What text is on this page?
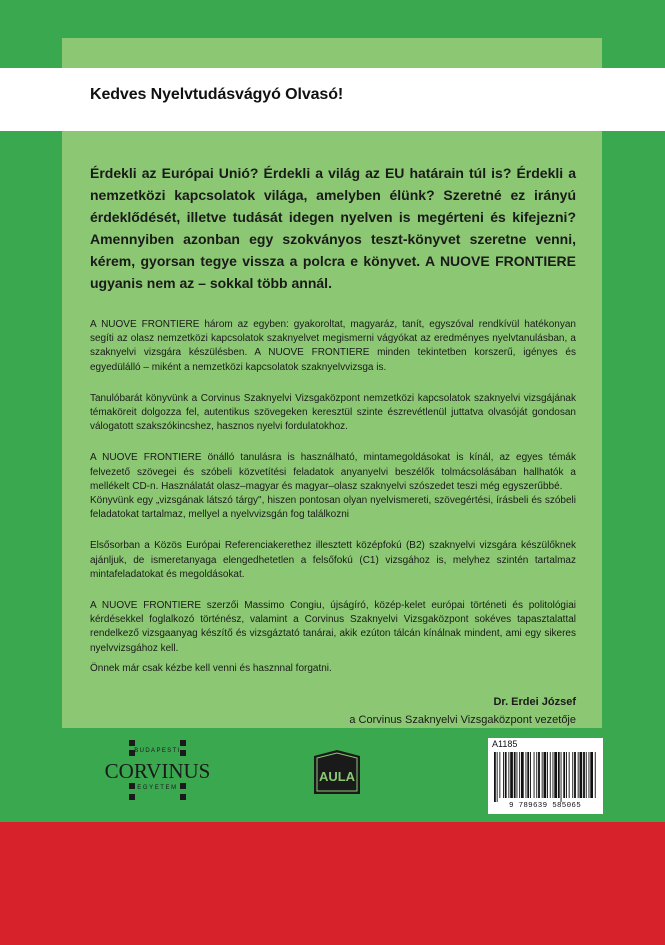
Kedves Nyelvtudásvágyó Olvasó!

Érdekli az Európai Unió? Érdekli a világ az EU határain túl is? Érdekli a nemzetközi kapcsolatok világa, amelyben élünk? Szeretné ez irányú érdeklődését, illetve tudását idegen nyelven is megérteni és kifejezni? Amennyiben azonban egy szokványos teszt-könyvet szeretne venni, kérem, gyorsan tegye vissza a polcra e könyvet. A NUOVE FRONTIERE ugyanis nem az – sokkal több annál.

A NUOVE FRONTIERE három az egyben: gyakoroltat, magyaráz, tanít, egyszóval rendkívül hatékonyan segíti az olasz nemzetközi kapcsolatok szaknyelvet megismerni vágyókat az eredményes nyelvtanulásban, a szaknyelvi vizsgára készülésben. A NUOVE FRONTIERE minden tekintetben korszerű, igényes és egyedülálló – miként a nemzetközi kapcsolatok szaknyelvvizsga is.

Tanulóbarát könyvünk a Corvinus Szaknyelvi Vizsgaközpont nemzetközi kapcsolatok szaknyelvi vizsgájának témaköreit dolgozza fel, autentikus szövegeken keresztül szinte észrevétlenül juttatva olvasóját gondosan válogatott szakszókincshez, hasznos nyelvi fordulatokhoz.

A NUOVE FRONTIERE önálló tanulásra is használható, mintamegoldásokat is kínál, az egyes témák felvezető szövegei és szóbeli közvetítési feladatok anyanyelvi beszélők tolmácsolásában hallhatók a mellékelt CD-n. Használatát olasz–magyar és magyar–olasz szaknyelvi szószedet teszi még egyszerűbbé.
Könyvünk egy „vizsgának látszó tárgy", hiszen pontosan olyan nyelvismereti, szövegértési, írásbeli és szóbeli feladatokat tartalmaz, mellyel a nyelvvizsgán fog találkozni

Elsősorban a Közös Európai Referenciakerethez illesztett középfokú (B2) szaknyelvi vizsgára készülőknek ajánljuk, de ismeretanyaga elengedhetetlen a felsőfokú (C1) vizsgához is, melyhez szintén tartalmaz mintafeladatokat és megoldásokat.

A NUOVE FRONTIERE szerzői Massimo Congiu, újságíró, közép-kelet európai történeti és politológiai kérdésekkel foglalkozó történész, valamint a Corvinus Szaknyelvi Vizsgaközpont sokéves tapasztalattal rendelkező vizsgaanyag készítő és vizsgáztató tanárai, akik ezúton tálcán kínálnak mindent, ami egy sikeres nyelvvizsgához kell.

Önnek már csak kézbe kell venni és hasznnal forgatni.

Dr. Erdei József
a Corvinus Szaknyelvi Vizsgaközpont vezetője
BUDAPESTI
CORVINUS
EGYETEM
AULA
A1185
9 789639 585065
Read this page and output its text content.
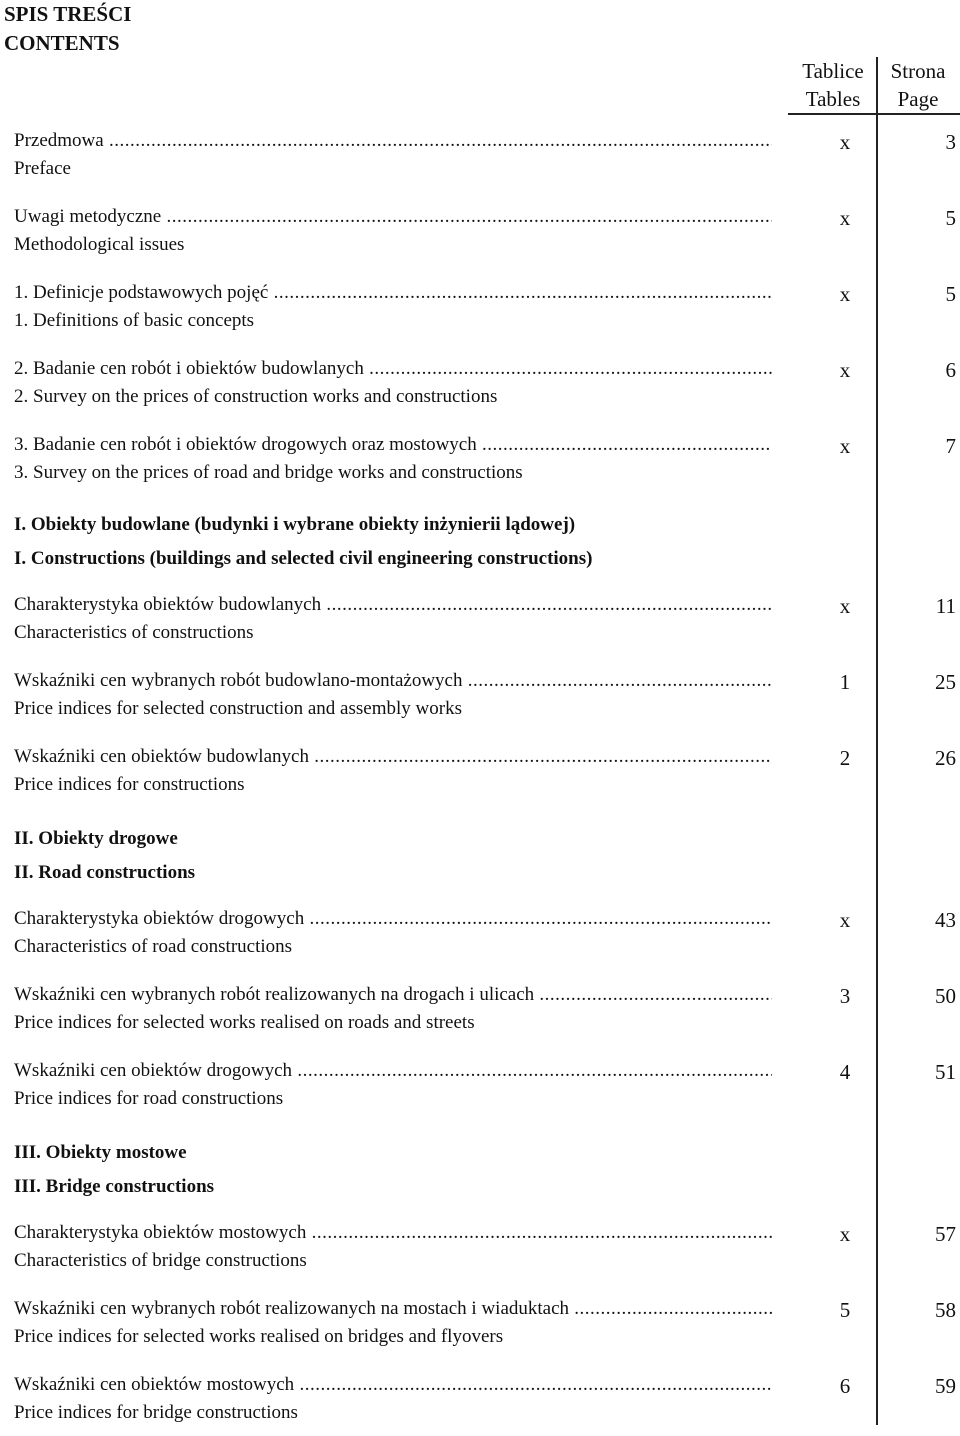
SPIS TREŚCI
CONTENTS
Tablice
Tables
Strona
Page
Przedmowa .....
Preface
x	3
Uwagi metodyczne .....
Methodological issues
x	5
1. Definicje podstawowych pojęć .....
1. Definitions of basic concepts
x	5
2. Badanie cen robót i obiektów budowlanych .....
2. Survey on the prices of construction works and constructions
x	6
3. Badanie cen robót i obiektów drogowych oraz mostowych .....
3. Survey on the prices of road and bridge works and constructions
x	7
I. Obiekty budowlane (budynki i wybrane obiekty inżynierii lądowej)
I. Constructions (buildings and selected civil engineering constructions)
Charakterystyka obiektów budowlanych .....
Characteristics of constructions
x	11
Wskaźniki cen wybranych robót budowlano-montażowych .....
Price indices for selected construction and assembly works
1	25
Wskaźniki cen obiektów budowlanych .....
Price indices for constructions
2	26
II. Obiekty drogowe
II. Road constructions
Charakterystyka obiektów drogowych .....
Characteristics of road constructions
x	43
Wskaźniki cen wybranych robót realizowanych na drogach i ulicach .....
Price indices for selected works realised on roads and streets
3	50
Wskaźniki cen obiektów drogowych .....
Price indices for road constructions
4	51
III. Obiekty mostowe
III. Bridge constructions
Charakterystyka obiektów mostowych .....
Characteristics of bridge constructions
x	57
Wskaźniki cen wybranych robót realizowanych na mostach i wiaduktach .....
Price indices for selected works realised on bridges and flyovers
5	58
Wskaźniki cen obiektów mostowych .....
Price indices for bridge constructions
6	59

++++++++

Extract the full listing above verbatim; pictures are to be left out of the copy.

What text is on this page?
Kedves Nyelvtudásvágyó Olvasó!

Érdekli az Európai Unió? Érdekli a világ az EU határain túl is? Érdekli a nemzetközi kapcsolatok világa, amelyben élünk? Szeretné ez irányú érdeklődését, illetve tudását idegen nyelven is megérteni és kifejezni? Amennyiben azonban egy szokványos teszt-könyvet szeretne venni, kérem, gyorsan tegye vissza a polcra e könyvet. A NUOVE FRONTIERE ugyanis nem az – sokkal több annál.

A NUOVE FRONTIERE három az egyben: gyakoroltat, magyaráz, tanít, egyszóval rendkívül hatékonyan segíti az olasz nemzetközi kapcsolatok szaknyelvet megismerni vágyókat az eredményes nyelvtanulásban, a szaknyelvi vizsgára készülésben. A NUOVE FRONTIERE minden tekintetben korszerű, igényes és egyedülálló – miként a nemzetközi kapcsolatok szaknyelvvizsga is.

Tanulóbarát könyvünk a Corvinus Szaknyelvi Vizsgaközpont nemzetközi kapcsolatok szaknyelvi vizsgájának témaköreit dolgozza fel, autentikus szövegeken keresztül szinte észrevétlenül juttatva olvasóját gondosan válogatott szakszókincshez, hasznos nyelvi fordulatokhoz.

A NUOVE FRONTIERE önálló tanulásra is használható, mintamegoldásokat is kínál, az egyes témák felvezető szövegei és szóbeli közvetítési feladatok anyanyelvi beszélők tolmácsolásában hallhatók a mellékelt CD-n. Használatát olasz–magyar és magyar–olasz szaknyelvi szószedet teszi még egyszerűbbé.
Könyvünk egy „vizsgának látszó tárgy", hiszen pontosan olyan nyelvismereti, szövegértési, írásbeli és szóbeli feladatokat tartalmaz, mellyel a nyelvvizsgán fog találkozni

Elsősorban a Közös Európai Referenciakerethez illesztett középfokú (B2) szaknyelvi vizsgára készülőknek ajánljuk, de ismeretanyaga elengedhetetlen a felsőfokú (C1) vizsgához is, melyhez szintén tartalmaz mintafeladatokat és megoldásokat.

A NUOVE FRONTIERE szerzői Massimo Congiu, újságíró, közép-kelet európai történeti és politológiai kérdésekkel foglalkozó történész, valamint a Corvinus Szaknyelvi Vizsgaközpont sokéves tapasztalattal rendelkező vizsgaanyag készítő és vizsgáztató tanárai, akik ezúton tálcán kínálnak mindent, ami egy sikeres nyelvvizsgához kell.

Önnek már csak kézbe kell venni és hasznnal forgatni.

Dr. Erdei József
a Corvinus Szaknyelvi Vizsgaközpont vezetője
BUDAPESTI
CORVINUS
EGYETEM
AULA
A1185
9 789639 585065
Read this page and output its text content.
SPIS TREŚCI
CONTENTS
Tablice
Tables
Strona
Page
Przedmowa .....
Preface
x	3
Uwagi metodyczne .....
Methodological issues
x	5
1. Definicje podstawowych pojęć .....
1. Definitions of basic concepts
x	5
2. Badanie cen robót i obiektów budowlanych .....
2. Survey on the prices of construction works and constructions
x	6
3. Badanie cen robót i obiektów drogowych oraz mostowych .....
3. Survey on the prices of road and bridge works and constructions
x	7
I. Obiekty budowlane (budynki i wybrane obiekty inżynierii lądowej)
I. Constructions (buildings and selected civil engineering constructions)
Charakterystyka obiektów budowlanych .....
Characteristics of constructions
x	11
Wskaźniki cen wybranych robót budowlano-montażowych .....
Price indices for selected construction and assembly works
1	25
Wskaźniki cen obiektów budowlanych .....
Price indices for constructions
2	26
II. Obiekty drogowe
II. Road constructions
Charakterystyka obiektów drogowych .....
Characteristics of road constructions
x	43
Wskaźniki cen wybranych robót realizowanych na drogach i ulicach .....
Price indices for selected works realised on roads and streets
3	50
Wskaźniki cen obiektów drogowych .....
Price indices for road constructions
4	51
III. Obiekty mostowe
III. Bridge constructions
Charakterystyka obiektów mostowych .....
Characteristics of bridge constructions
x	57
Wskaźniki cen wybranych robót realizowanych na mostach i wiaduktach .....
Price indices for selected works realised on bridges and flyovers
5	58
Wskaźniki cen obiektów mostowych .....
Price indices for bridge constructions
6	59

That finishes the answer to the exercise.